▸ Available records:
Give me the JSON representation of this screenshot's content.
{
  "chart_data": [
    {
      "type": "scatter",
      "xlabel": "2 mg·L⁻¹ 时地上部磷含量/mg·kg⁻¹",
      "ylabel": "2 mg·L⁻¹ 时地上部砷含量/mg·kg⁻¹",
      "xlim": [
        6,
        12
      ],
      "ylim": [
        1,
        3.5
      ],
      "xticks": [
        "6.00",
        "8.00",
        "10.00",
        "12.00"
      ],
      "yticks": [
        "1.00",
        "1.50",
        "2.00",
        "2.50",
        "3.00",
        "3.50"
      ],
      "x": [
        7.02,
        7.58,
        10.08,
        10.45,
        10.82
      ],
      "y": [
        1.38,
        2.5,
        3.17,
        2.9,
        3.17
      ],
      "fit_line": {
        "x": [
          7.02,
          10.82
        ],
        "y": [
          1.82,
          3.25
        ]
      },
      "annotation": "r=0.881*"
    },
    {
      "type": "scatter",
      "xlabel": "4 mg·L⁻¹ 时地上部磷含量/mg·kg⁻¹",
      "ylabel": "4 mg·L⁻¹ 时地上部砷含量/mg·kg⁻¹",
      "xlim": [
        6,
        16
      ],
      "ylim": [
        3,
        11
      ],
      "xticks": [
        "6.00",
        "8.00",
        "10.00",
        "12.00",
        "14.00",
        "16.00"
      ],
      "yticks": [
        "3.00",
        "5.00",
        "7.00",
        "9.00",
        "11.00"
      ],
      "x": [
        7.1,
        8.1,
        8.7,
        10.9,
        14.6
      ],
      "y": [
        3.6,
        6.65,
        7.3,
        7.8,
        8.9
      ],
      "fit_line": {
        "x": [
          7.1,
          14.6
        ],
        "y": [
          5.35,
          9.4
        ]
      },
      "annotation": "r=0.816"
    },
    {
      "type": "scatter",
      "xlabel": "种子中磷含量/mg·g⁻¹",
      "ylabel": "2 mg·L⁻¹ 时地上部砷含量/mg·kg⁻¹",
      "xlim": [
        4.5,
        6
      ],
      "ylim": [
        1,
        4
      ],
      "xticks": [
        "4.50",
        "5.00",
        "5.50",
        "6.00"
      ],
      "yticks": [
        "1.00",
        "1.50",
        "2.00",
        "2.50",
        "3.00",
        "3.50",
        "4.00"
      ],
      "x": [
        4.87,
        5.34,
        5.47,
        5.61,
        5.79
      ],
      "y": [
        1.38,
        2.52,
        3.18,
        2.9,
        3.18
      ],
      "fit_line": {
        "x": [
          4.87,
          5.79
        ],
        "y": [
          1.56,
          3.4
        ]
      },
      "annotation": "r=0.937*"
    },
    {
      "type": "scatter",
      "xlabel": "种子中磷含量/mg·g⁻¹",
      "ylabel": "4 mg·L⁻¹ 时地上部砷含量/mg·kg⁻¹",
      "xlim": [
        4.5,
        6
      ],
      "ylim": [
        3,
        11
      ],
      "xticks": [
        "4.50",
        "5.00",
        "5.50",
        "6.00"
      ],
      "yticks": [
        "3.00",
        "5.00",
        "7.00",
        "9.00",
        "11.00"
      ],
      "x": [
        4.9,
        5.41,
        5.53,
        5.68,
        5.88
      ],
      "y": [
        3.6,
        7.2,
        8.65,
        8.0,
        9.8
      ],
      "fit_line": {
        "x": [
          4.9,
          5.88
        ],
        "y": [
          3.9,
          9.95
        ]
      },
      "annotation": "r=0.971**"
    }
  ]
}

▸ Instructions to follow:
From the data above, pick out each line containing "时地上部磷含量" and copy it.

▸ Task response:
      "xlabel": "2 mg·L⁻¹ 时地上部磷含量/mg·kg⁻¹",
      "xlabel": "4 mg·L⁻¹ 时地上部磷含量/mg·kg⁻¹",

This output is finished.